● Exercise prompt
Give lines of the listing as a JSON list of strings, one string per line with blank lines omitted, starting at the first line of the listing and ending at the line that contains "card-footer-title[interactable]: Decision: [990, 686, 1258, 710]", both included.

[Listings of boxed layout items]
——

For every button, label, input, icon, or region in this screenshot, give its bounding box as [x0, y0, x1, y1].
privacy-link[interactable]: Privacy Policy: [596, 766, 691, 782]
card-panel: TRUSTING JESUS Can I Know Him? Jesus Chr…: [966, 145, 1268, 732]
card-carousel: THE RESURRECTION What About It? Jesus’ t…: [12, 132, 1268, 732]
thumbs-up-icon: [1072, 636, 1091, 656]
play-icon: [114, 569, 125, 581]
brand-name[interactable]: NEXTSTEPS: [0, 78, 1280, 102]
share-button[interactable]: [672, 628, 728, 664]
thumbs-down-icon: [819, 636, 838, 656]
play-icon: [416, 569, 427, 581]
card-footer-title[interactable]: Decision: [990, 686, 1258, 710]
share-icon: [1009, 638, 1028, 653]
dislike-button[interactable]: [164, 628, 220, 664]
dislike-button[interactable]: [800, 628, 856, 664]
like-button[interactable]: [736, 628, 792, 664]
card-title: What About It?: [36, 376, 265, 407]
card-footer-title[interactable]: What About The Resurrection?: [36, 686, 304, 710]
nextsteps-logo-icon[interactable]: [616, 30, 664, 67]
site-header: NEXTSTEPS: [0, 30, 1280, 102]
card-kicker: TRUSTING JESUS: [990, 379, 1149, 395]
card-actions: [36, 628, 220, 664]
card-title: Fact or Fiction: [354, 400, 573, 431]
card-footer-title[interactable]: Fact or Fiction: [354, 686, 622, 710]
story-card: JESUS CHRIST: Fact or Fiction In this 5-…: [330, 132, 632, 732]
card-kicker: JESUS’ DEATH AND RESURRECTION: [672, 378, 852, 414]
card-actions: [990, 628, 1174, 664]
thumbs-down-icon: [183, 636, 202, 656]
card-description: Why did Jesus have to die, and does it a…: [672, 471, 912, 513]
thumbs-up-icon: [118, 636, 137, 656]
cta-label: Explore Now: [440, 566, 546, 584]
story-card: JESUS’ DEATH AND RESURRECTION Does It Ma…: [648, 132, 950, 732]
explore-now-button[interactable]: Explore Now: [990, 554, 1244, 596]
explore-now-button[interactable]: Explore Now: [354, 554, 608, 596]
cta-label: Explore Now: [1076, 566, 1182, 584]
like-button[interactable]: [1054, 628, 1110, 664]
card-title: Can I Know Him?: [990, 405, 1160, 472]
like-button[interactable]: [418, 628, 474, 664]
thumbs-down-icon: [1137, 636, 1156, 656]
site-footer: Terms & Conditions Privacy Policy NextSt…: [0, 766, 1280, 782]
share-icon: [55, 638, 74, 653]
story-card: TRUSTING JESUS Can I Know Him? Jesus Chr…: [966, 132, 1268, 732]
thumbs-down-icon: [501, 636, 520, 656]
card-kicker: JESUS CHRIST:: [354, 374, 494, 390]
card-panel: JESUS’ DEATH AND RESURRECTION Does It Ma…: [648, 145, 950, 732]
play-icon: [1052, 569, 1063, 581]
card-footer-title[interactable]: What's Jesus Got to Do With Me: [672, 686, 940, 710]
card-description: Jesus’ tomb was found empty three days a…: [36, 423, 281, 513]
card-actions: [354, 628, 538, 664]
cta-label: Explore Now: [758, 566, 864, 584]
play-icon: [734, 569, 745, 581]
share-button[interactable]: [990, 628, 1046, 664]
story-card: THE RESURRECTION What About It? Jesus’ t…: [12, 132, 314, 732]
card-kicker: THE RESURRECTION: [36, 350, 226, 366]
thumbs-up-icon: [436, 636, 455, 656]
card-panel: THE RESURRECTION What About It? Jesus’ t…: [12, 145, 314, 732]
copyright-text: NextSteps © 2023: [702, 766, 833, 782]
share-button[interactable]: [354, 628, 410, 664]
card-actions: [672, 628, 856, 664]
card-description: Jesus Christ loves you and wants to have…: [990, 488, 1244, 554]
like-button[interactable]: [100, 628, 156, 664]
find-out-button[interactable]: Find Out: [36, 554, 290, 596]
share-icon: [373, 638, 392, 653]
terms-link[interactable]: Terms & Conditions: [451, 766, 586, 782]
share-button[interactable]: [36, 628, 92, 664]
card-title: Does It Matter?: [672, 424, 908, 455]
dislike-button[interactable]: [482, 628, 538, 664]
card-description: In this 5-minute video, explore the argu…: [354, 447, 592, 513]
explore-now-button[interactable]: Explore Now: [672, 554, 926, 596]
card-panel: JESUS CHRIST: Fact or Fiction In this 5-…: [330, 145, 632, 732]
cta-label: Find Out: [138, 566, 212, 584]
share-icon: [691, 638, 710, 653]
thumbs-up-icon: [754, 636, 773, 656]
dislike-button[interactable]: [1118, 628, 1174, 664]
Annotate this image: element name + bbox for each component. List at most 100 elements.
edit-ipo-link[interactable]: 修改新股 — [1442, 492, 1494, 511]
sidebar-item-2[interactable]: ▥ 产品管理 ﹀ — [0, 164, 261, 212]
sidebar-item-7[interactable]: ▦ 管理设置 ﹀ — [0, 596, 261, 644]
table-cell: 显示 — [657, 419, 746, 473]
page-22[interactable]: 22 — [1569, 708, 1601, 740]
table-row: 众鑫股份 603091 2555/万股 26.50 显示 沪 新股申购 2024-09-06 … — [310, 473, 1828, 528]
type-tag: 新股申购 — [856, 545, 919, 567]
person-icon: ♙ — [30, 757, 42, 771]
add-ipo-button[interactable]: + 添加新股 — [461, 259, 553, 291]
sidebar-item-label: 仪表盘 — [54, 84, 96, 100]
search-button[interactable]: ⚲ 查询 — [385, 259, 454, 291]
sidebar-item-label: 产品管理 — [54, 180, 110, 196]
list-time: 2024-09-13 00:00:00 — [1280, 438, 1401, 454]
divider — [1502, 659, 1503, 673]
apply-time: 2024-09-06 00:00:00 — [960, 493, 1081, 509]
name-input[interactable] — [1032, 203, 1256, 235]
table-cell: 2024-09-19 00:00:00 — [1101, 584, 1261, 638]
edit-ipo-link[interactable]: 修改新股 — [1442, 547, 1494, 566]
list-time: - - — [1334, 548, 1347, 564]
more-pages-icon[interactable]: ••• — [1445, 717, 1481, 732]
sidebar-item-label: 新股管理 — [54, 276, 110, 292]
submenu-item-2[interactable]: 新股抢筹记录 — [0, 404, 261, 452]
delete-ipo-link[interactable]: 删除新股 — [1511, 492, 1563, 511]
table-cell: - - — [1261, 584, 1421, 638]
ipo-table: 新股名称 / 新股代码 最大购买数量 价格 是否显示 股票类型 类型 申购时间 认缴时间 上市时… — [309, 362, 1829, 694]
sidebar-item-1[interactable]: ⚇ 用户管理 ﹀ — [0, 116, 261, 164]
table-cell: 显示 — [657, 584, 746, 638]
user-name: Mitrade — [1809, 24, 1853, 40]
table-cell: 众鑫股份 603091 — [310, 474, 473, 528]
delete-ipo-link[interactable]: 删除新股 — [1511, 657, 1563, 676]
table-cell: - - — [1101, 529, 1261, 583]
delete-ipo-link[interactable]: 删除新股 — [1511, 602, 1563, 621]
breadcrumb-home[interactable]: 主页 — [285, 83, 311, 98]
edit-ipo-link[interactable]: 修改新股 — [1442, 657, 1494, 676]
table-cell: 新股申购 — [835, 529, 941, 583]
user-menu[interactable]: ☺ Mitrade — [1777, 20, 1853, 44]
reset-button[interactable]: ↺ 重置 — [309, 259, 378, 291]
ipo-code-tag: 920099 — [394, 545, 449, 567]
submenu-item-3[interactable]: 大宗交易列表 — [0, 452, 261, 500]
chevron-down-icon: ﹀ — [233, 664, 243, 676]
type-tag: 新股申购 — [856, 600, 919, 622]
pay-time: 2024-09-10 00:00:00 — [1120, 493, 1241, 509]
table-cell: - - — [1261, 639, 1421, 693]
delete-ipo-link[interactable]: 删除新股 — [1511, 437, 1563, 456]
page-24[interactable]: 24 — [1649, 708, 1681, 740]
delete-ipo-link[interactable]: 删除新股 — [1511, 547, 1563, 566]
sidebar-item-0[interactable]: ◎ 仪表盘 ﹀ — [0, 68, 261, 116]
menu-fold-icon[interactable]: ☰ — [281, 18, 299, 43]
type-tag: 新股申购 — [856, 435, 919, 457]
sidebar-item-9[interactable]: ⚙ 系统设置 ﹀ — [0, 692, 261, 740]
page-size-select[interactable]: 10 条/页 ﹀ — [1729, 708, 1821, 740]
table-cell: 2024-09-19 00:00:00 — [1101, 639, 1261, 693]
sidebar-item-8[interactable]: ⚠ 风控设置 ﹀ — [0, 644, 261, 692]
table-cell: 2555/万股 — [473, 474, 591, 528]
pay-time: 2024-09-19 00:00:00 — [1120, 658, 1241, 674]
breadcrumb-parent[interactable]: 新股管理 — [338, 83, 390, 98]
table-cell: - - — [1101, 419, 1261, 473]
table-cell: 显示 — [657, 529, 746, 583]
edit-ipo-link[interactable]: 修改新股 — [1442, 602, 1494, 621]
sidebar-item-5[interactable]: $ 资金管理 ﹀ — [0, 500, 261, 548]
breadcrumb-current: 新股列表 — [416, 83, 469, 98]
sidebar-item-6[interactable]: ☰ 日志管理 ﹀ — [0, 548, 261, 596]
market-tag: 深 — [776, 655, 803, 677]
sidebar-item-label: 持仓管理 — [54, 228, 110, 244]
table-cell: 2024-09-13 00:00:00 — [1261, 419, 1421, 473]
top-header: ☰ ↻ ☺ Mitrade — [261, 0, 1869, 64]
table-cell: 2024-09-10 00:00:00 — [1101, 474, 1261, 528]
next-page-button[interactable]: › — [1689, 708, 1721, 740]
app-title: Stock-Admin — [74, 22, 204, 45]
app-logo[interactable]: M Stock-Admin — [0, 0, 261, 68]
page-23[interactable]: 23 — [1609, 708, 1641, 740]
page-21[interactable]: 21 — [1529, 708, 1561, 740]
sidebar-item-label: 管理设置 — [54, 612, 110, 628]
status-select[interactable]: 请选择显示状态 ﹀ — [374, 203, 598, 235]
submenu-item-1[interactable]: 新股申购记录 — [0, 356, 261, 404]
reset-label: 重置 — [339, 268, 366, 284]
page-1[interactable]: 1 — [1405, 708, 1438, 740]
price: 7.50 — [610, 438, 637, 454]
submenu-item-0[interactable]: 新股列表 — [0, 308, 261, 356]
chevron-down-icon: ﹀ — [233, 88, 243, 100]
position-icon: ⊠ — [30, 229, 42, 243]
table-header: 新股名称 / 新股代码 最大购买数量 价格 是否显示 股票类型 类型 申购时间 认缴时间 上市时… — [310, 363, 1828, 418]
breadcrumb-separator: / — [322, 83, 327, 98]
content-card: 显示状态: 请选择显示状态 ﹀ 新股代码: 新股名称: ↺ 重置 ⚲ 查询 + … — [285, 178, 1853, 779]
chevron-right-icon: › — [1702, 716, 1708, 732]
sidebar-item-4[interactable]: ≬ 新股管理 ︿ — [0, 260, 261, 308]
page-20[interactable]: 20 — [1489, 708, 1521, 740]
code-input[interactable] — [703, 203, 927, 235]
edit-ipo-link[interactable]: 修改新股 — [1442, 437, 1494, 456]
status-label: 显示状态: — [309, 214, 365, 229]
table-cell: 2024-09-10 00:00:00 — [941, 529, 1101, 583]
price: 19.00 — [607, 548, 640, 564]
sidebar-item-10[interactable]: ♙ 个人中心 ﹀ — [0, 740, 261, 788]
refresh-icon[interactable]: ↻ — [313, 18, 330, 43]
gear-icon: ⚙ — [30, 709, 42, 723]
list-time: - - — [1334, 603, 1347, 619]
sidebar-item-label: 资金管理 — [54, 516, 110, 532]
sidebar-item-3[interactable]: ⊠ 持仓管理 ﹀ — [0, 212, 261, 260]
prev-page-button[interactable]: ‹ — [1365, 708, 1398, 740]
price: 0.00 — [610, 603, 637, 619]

——

● Result
[
  "For every button, label, input, icon, or region in this screenshot, give its bounding box as [x0, y0, x1, y1].",
  "privacy-link[interactable]: Privacy Policy: [596, 766, 691, 782]",
  "card-panel: TRUSTING JESUS Can I Know Him? Jesus Chr…: [966, 145, 1268, 732]",
  "card-carousel: THE RESURRECTION What About It? Jesus’ t…: [12, 132, 1268, 732]",
  "thumbs-up-icon: [1072, 636, 1091, 656]",
  "play-icon: [114, 569, 125, 581]",
  "brand-name[interactable]: NEXTSTEPS: [0, 78, 1280, 102]",
  "share-button[interactable]: [672, 628, 728, 664]",
  "thumbs-down-icon: [819, 636, 838, 656]",
  "play-icon: [416, 569, 427, 581]",
  "card-footer-title[interactable]: Decision: [990, 686, 1258, 710]"
]